───── Data records ─────

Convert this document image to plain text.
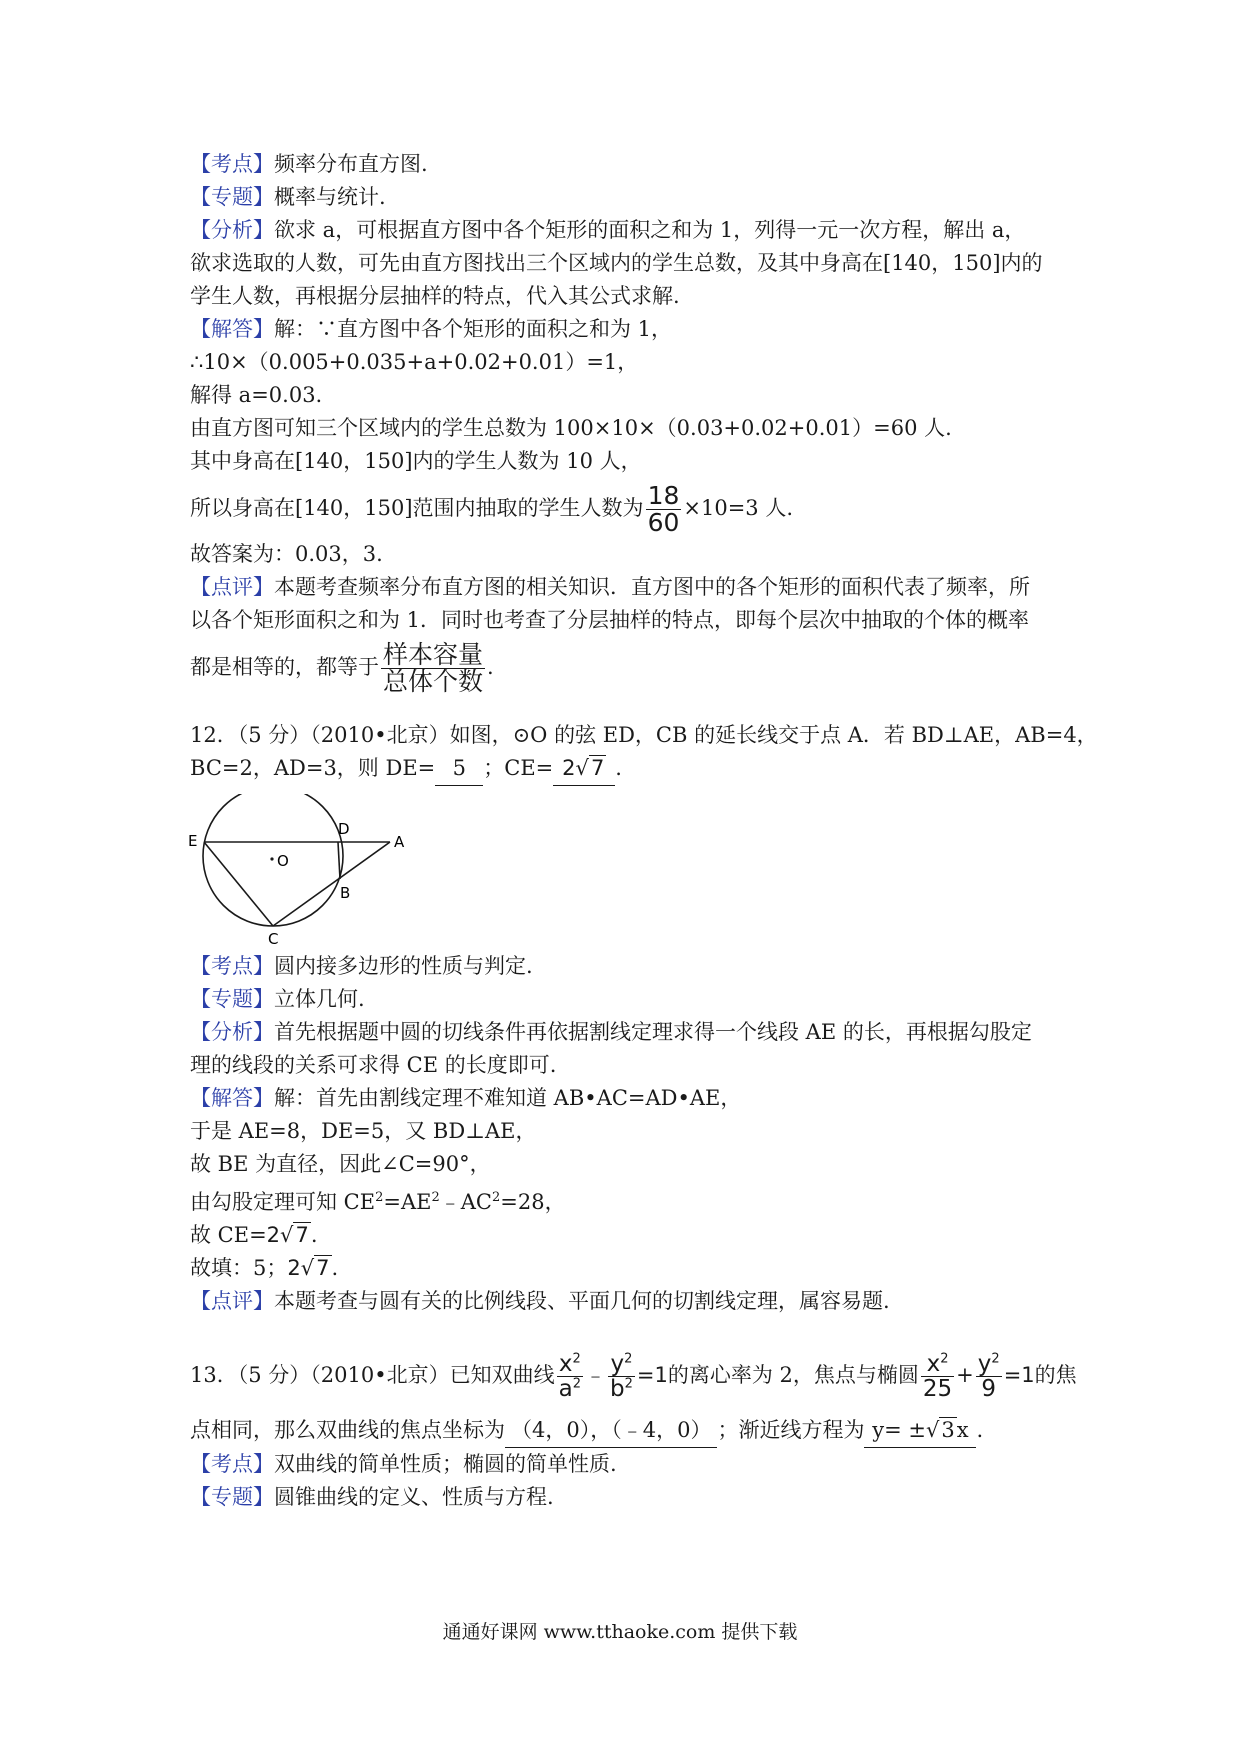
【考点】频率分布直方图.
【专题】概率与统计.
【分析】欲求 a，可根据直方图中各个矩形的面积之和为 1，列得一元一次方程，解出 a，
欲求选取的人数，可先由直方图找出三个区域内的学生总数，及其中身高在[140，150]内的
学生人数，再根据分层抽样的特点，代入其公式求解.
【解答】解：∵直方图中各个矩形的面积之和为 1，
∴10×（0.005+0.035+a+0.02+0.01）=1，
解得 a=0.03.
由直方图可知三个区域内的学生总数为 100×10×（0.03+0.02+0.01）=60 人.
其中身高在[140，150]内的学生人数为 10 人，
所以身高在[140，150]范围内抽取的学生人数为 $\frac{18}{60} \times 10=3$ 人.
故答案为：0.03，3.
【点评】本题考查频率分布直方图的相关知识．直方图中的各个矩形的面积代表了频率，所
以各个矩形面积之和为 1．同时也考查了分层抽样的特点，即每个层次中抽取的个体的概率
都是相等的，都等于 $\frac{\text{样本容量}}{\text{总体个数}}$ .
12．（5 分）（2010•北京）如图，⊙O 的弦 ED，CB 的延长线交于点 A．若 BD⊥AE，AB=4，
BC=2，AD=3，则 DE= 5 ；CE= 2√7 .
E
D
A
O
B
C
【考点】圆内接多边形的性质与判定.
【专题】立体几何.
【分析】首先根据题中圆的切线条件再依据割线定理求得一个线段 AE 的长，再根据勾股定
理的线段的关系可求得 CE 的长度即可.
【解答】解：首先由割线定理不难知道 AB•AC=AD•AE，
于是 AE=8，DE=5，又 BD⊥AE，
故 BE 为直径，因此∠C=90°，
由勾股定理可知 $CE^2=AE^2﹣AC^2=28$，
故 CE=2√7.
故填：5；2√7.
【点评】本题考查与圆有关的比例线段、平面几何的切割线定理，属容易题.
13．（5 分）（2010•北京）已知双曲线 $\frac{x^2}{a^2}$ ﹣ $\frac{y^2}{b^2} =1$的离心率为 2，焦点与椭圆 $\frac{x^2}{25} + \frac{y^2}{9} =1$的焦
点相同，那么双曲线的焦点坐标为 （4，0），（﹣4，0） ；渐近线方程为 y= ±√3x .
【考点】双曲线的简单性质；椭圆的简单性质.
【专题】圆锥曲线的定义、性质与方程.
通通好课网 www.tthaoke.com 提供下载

─────

→ What is expected
Every record above should be written out again without change, except that the pictures are left out.

→ Response
Convert this document image to plain text.
【考点】频率分布直方图.
【专题】概率与统计.
【分析】欲求 a，可根据直方图中各个矩形的面积之和为 1，列得一元一次方程，解出 a，
欲求选取的人数，可先由直方图找出三个区域内的学生总数，及其中身高在[140，150]内的
学生人数，再根据分层抽样的特点，代入其公式求解.
【解答】解：∵直方图中各个矩形的面积之和为 1，
∴10×（0.005+0.035+a+0.02+0.01）=1，
解得 a=0.03.
由直方图可知三个区域内的学生总数为 100×10×（0.03+0.02+0.01）=60 人.
其中身高在[140，150]内的学生人数为 10 人，
所以身高在[140，150]范围内抽取的学生人数为 $\frac{18}{60} \times 10=3$ 人.
故答案为：0.03，3.
【点评】本题考查频率分布直方图的相关知识．直方图中的各个矩形的面积代表了频率，所
以各个矩形面积之和为 1．同时也考查了分层抽样的特点，即每个层次中抽取的个体的概率
都是相等的，都等于 $\frac{\text{样本容量}}{\text{总体个数}}$ .
12．（5 分）（2010•北京）如图，⊙O 的弦 ED，CB 的延长线交于点 A．若 BD⊥AE，AB=4，
BC=2，AD=3，则 DE= 5 ；CE= 2√7 .
E
D
A
O
B
C
【考点】圆内接多边形的性质与判定.
【专题】立体几何.
【分析】首先根据题中圆的切线条件再依据割线定理求得一个线段 AE 的长，再根据勾股定
理的线段的关系可求得 CE 的长度即可.
【解答】解：首先由割线定理不难知道 AB•AC=AD•AE，
于是 AE=8，DE=5，又 BD⊥AE，
故 BE 为直径，因此∠C=90°，
由勾股定理可知 $CE^2=AE^2﹣AC^2=28$，
故 CE=2√7.
故填：5；2√7.
【点评】本题考查与圆有关的比例线段、平面几何的切割线定理，属容易题.
13．（5 分）（2010•北京）已知双曲线 $\frac{x^2}{a^2}$ ﹣ $\frac{y^2}{b^2} =1$的离心率为 2，焦点与椭圆 $\frac{x^2}{25} + \frac{y^2}{9} =1$的焦
点相同，那么双曲线的焦点坐标为 （4，0），（﹣4，0） ；渐近线方程为 y= ±√3x .
【考点】双曲线的简单性质；椭圆的简单性质.
【专题】圆锥曲线的定义、性质与方程.
通通好课网 www.tthaoke.com 提供下载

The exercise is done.